Data:

____

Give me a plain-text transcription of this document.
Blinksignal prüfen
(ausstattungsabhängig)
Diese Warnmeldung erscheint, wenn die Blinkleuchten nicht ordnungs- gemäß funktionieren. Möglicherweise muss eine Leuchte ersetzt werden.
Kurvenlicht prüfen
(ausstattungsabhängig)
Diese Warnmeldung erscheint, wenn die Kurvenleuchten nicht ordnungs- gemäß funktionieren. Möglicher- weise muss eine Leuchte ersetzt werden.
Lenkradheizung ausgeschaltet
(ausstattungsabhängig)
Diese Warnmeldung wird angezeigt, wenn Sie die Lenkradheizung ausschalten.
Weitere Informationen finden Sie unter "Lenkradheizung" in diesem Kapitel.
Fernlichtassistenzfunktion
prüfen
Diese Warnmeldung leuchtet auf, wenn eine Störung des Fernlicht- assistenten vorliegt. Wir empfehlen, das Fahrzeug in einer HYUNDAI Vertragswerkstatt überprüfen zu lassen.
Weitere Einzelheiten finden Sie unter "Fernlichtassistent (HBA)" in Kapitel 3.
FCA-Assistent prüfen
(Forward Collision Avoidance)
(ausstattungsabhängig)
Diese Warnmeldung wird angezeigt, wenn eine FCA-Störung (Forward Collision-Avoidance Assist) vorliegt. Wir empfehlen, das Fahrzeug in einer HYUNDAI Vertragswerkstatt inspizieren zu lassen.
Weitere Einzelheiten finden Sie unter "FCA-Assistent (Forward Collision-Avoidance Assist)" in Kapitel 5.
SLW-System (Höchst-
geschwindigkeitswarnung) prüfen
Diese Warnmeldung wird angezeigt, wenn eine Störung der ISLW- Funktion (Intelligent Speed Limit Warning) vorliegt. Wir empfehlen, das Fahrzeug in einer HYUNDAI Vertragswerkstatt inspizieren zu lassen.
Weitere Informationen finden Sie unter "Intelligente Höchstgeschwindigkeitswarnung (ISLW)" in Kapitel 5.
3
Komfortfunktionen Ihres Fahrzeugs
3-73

____

Set down each entry again, unchanged.

Completed task:
Give me a plain-text transcription of this document.
Blinksignal prüfen
(ausstattungsabhängig)
Diese Warnmeldung erscheint, wenn die Blinkleuchten nicht ordnungs- gemäß funktionieren. Möglicherweise muss eine Leuchte ersetzt werden.
Kurvenlicht prüfen
(ausstattungsabhängig)
Diese Warnmeldung erscheint, wenn die Kurvenleuchten nicht ordnungs- gemäß funktionieren. Möglicher- weise muss eine Leuchte ersetzt werden.
Lenkradheizung ausgeschaltet
(ausstattungsabhängig)
Diese Warnmeldung wird angezeigt, wenn Sie die Lenkradheizung ausschalten.
Weitere Informationen finden Sie unter "Lenkradheizung" in diesem Kapitel.
Fernlichtassistenzfunktion
prüfen
Diese Warnmeldung leuchtet auf, wenn eine Störung des Fernlicht- assistenten vorliegt. Wir empfehlen, das Fahrzeug in einer HYUNDAI Vertragswerkstatt überprüfen zu lassen.
Weitere Einzelheiten finden Sie unter "Fernlichtassistent (HBA)" in Kapitel 3.
FCA-Assistent prüfen
(Forward Collision Avoidance)
(ausstattungsabhängig)
Diese Warnmeldung wird angezeigt, wenn eine FCA-Störung (Forward Collision-Avoidance Assist) vorliegt. Wir empfehlen, das Fahrzeug in einer HYUNDAI Vertragswerkstatt inspizieren zu lassen.
Weitere Einzelheiten finden Sie unter "FCA-Assistent (Forward Collision-Avoidance Assist)" in Kapitel 5.
SLW-System (Höchst-
geschwindigkeitswarnung) prüfen
Diese Warnmeldung wird angezeigt, wenn eine Störung der ISLW- Funktion (Intelligent Speed Limit Warning) vorliegt. Wir empfehlen, das Fahrzeug in einer HYUNDAI Vertragswerkstatt inspizieren zu lassen.
Weitere Informationen finden Sie unter "Intelligente Höchstgeschwindigkeitswarnung (ISLW)" in Kapitel 5.
3
Komfortfunktionen Ihres Fahrzeugs
3-73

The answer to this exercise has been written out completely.